Stated exercise
Copy out each line featuring the string "going" from the entries beneath.
## START Material for this task
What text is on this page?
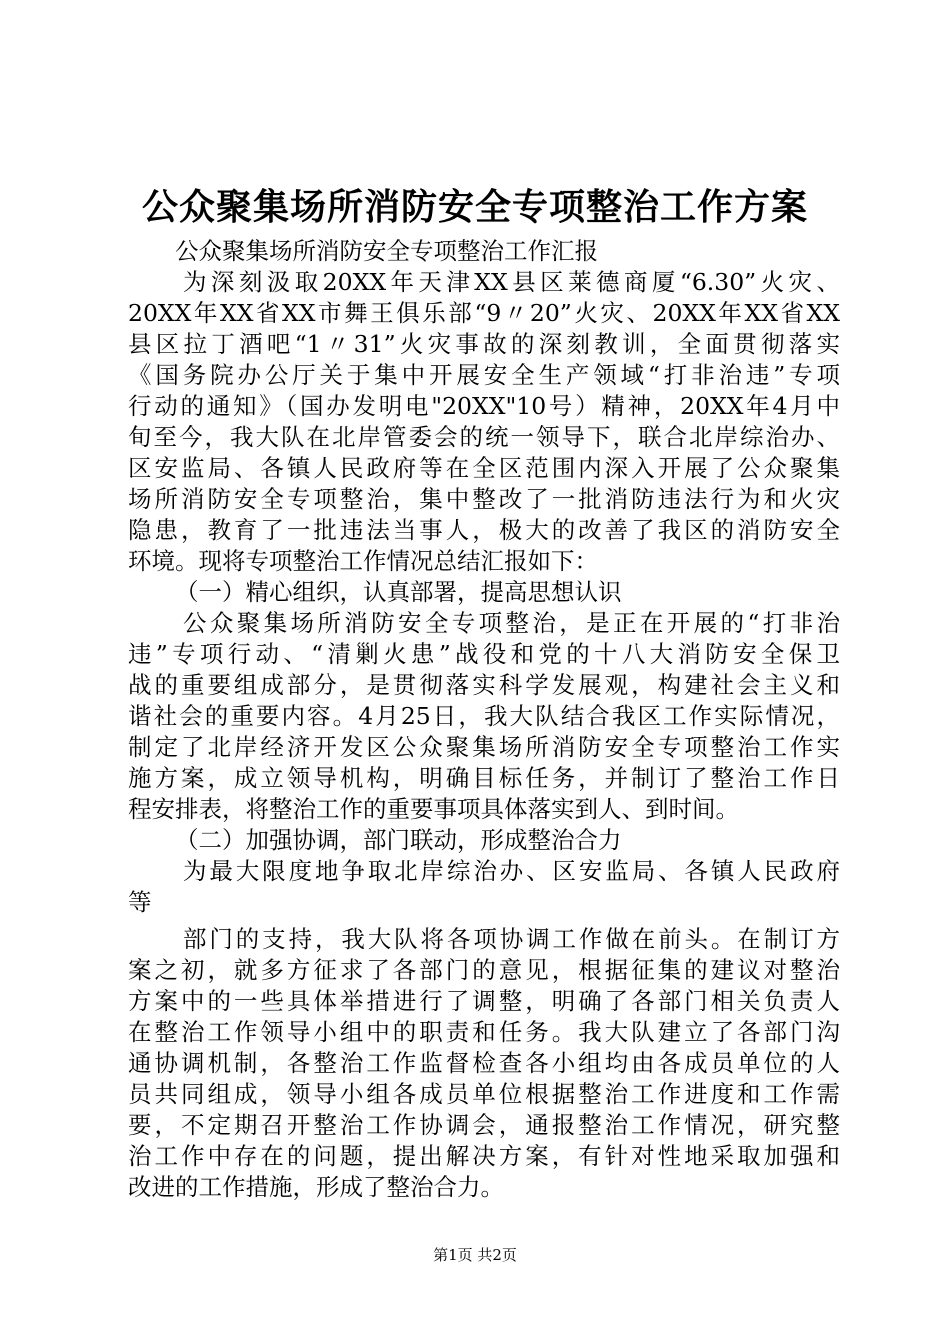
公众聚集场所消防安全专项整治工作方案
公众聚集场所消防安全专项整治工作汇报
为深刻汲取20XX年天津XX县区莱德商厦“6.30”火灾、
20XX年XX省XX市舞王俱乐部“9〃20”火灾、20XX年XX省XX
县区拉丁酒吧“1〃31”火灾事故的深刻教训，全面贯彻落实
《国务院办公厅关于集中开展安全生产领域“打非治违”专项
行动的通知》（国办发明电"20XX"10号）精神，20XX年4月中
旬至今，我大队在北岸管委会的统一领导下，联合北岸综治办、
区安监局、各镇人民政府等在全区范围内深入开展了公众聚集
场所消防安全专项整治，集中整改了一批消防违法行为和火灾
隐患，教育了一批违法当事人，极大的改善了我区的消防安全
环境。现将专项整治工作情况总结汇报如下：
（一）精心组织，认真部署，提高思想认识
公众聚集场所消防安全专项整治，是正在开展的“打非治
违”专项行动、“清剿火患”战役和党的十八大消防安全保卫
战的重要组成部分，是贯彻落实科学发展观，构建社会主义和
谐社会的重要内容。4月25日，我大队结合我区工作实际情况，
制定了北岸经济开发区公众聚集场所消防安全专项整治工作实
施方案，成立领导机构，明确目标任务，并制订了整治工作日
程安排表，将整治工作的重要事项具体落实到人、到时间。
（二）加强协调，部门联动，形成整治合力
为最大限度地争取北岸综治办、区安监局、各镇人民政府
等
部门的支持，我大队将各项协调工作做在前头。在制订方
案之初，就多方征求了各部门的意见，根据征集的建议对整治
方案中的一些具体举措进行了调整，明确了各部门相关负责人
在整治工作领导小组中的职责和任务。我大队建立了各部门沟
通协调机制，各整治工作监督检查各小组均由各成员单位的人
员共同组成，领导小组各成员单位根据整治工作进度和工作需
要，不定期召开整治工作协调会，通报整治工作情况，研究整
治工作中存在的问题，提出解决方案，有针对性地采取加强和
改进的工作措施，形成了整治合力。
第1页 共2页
## END Material for this task
## START Material for this task
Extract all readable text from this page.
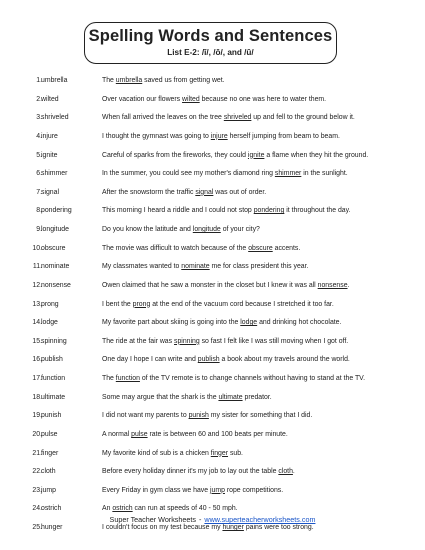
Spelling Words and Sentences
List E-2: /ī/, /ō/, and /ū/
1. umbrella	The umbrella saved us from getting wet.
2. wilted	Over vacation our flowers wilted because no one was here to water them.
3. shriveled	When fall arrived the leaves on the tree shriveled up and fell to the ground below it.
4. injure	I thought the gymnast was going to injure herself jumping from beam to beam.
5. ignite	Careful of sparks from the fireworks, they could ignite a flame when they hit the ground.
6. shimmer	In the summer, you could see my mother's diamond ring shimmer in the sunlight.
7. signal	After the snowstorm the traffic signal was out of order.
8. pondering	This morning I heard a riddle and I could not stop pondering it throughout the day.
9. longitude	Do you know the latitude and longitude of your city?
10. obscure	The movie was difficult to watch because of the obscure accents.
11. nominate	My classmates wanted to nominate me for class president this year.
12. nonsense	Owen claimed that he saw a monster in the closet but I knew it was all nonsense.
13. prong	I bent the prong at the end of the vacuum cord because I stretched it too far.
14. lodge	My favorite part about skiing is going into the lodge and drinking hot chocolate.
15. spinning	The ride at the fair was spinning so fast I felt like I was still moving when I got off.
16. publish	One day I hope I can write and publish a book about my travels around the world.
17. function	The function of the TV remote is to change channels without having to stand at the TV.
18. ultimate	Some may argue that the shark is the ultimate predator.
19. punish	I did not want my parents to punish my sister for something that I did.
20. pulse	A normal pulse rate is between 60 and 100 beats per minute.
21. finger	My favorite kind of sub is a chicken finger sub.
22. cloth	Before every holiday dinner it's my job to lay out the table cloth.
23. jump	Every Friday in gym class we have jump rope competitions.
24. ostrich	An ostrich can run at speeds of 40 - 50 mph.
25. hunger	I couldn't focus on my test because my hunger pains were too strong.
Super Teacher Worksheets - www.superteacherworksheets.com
## END Material for this task
## START Material for this task
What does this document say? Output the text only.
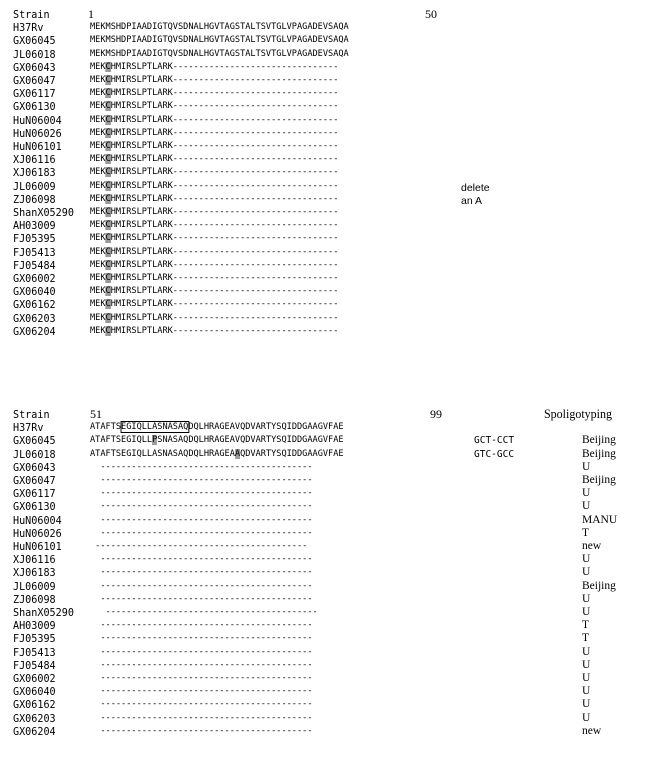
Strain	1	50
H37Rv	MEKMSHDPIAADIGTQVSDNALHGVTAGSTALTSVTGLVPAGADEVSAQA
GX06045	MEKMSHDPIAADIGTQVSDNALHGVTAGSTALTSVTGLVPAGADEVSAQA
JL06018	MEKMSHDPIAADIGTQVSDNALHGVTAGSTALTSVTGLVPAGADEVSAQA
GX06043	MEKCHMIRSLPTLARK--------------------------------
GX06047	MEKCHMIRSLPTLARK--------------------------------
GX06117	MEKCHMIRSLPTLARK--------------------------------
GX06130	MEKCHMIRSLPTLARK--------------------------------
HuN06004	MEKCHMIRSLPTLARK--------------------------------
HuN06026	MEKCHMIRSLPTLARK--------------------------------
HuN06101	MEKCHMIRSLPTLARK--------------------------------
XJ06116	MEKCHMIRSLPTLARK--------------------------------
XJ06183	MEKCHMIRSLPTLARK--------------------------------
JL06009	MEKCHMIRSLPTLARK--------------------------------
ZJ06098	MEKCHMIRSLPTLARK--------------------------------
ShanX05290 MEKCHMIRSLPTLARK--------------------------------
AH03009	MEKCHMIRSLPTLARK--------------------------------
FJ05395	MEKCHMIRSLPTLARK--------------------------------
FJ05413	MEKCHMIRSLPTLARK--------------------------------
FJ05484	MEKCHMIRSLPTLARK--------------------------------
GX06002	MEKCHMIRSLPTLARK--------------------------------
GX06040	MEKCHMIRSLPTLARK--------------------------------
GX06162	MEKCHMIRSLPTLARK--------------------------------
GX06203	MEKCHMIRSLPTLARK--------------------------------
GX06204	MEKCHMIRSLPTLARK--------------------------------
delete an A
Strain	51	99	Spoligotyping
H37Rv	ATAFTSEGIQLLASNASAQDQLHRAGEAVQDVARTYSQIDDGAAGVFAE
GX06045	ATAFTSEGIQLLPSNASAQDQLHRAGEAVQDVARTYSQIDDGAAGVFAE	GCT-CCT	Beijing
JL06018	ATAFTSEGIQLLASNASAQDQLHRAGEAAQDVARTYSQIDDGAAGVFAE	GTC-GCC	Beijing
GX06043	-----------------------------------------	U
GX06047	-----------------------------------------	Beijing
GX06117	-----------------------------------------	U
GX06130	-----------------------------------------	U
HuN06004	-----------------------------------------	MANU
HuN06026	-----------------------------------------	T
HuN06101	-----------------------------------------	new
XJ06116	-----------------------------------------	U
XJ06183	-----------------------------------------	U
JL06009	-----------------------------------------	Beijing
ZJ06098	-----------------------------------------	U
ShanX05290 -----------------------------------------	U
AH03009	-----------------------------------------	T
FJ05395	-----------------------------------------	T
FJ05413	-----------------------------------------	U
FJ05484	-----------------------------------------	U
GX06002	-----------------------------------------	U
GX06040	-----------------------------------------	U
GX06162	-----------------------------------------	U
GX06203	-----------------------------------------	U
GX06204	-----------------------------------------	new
## END Material for this task
Complete answer
4. injure	I thought the gymnast was going to injure herself jumping from beam to beam.
14. lodge	My favorite part about skiing is going into the lodge and drinking hot chocolate.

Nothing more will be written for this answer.